> _What is needed_: Transcribe the listing below word for word.

> _Data provided_:

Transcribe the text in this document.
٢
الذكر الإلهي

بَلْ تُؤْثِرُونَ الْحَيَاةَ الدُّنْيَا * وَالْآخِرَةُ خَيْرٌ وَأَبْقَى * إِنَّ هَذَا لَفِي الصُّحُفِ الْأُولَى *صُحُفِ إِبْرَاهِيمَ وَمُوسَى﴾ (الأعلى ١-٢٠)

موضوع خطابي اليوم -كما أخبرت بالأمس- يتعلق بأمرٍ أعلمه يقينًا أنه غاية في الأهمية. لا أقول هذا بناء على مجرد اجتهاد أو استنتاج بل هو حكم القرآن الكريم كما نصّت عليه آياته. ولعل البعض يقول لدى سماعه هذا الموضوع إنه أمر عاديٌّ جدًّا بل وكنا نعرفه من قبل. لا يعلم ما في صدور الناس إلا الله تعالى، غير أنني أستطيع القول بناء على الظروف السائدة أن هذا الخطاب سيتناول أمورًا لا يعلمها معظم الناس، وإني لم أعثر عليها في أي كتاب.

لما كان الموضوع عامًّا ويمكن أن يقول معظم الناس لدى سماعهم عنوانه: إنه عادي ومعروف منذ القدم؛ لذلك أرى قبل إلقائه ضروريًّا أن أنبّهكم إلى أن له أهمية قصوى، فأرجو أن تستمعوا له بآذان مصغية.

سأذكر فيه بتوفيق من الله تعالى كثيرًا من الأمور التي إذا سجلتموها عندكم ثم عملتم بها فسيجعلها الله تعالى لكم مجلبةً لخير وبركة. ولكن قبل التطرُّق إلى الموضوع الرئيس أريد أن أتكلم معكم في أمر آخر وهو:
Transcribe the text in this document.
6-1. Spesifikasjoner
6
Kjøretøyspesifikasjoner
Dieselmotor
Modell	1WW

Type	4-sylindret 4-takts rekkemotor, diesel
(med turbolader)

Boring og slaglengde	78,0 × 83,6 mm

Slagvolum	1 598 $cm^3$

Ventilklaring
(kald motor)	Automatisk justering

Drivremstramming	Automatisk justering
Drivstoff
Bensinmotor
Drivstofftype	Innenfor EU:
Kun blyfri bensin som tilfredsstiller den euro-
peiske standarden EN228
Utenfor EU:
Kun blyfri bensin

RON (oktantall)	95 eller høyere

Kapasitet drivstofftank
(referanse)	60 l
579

> _Task response_:
Transcribe the text in this document.
٢
الذكر الإلهي

بَلْ تُؤْثِرُونَ الْحَيَاةَ الدُّنْيَا * وَالْآخِرَةُ خَيْرٌ وَأَبْقَى * إِنَّ هَذَا لَفِي الصُّحُفِ الْأُولَى *صُحُفِ إِبْرَاهِيمَ وَمُوسَى﴾ (الأعلى ١-٢٠)

موضوع خطابي اليوم -كما أخبرت بالأمس- يتعلق بأمرٍ أعلمه يقينًا أنه غاية في الأهمية. لا أقول هذا بناء على مجرد اجتهاد أو استنتاج بل هو حكم القرآن الكريم كما نصّت عليه آياته. ولعل البعض يقول لدى سماعه هذا الموضوع إنه أمر عاديٌّ جدًّا بل وكنا نعرفه من قبل. لا يعلم ما في صدور الناس إلا الله تعالى، غير أنني أستطيع القول بناء على الظروف السائدة أن هذا الخطاب سيتناول أمورًا لا يعلمها معظم الناس، وإني لم أعثر عليها في أي كتاب.

لما كان الموضوع عامًّا ويمكن أن يقول معظم الناس لدى سماعهم عنوانه: إنه عادي ومعروف منذ القدم؛ لذلك أرى قبل إلقائه ضروريًّا أن أنبّهكم إلى أن له أهمية قصوى، فأرجو أن تستمعوا له بآذان مصغية.

سأذكر فيه بتوفيق من الله تعالى كثيرًا من الأمور التي إذا سجلتموها عندكم ثم عملتم بها فسيجعلها الله تعالى لكم مجلبةً لخير وبركة. ولكن قبل التطرُّق إلى الموضوع الرئيس أريد أن أتكلم معكم في أمر آخر وهو:
Transcribe the text in this document.
6-1. Spesifikasjoner
6
Kjøretøyspesifikasjoner
Dieselmotor
Modell	1WW

Type	4-sylindret 4-takts rekkemotor, diesel
(med turbolader)

Boring og slaglengde	78,0 × 83,6 mm

Slagvolum	1 598 $cm^3$

Ventilklaring
(kald motor)	Automatisk justering

Drivremstramming	Automatisk justering
Drivstoff
Bensinmotor
Drivstofftype	Innenfor EU:
Kun blyfri bensin som tilfredsstiller den euro-
peiske standarden EN228
Utenfor EU:
Kun blyfri bensin

RON (oktantall)	95 eller høyere

Kapasitet drivstofftank
(referanse)	60 l
579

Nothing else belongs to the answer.